(Dataset records)
::::

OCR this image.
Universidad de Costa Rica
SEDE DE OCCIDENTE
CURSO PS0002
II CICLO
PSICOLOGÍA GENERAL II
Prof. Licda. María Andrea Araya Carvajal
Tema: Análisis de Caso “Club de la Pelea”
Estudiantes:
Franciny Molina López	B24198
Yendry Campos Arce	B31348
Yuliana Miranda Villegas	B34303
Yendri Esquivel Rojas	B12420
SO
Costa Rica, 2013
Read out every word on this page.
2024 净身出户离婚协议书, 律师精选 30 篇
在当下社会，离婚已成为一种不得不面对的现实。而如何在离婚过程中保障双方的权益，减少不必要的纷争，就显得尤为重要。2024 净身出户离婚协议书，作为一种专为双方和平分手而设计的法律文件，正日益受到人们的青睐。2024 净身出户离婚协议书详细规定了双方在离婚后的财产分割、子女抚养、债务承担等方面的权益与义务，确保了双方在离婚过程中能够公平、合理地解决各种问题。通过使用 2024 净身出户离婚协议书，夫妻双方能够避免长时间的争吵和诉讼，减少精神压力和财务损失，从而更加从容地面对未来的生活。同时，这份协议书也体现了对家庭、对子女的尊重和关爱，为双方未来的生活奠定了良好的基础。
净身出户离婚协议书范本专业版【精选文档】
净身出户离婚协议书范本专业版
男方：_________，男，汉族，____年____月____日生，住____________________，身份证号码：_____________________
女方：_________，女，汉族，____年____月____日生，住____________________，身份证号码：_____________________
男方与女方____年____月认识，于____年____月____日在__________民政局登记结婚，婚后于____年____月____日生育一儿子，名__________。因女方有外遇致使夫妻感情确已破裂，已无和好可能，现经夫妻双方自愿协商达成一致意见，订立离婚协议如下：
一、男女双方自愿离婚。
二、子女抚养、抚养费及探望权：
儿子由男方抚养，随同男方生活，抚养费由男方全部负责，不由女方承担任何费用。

::::

(Exercise):
Check every line of the data above for the string "Costa", and copy those that have it.

(Written reply):
Universidad de Costa Rica
Costa Rica, 2013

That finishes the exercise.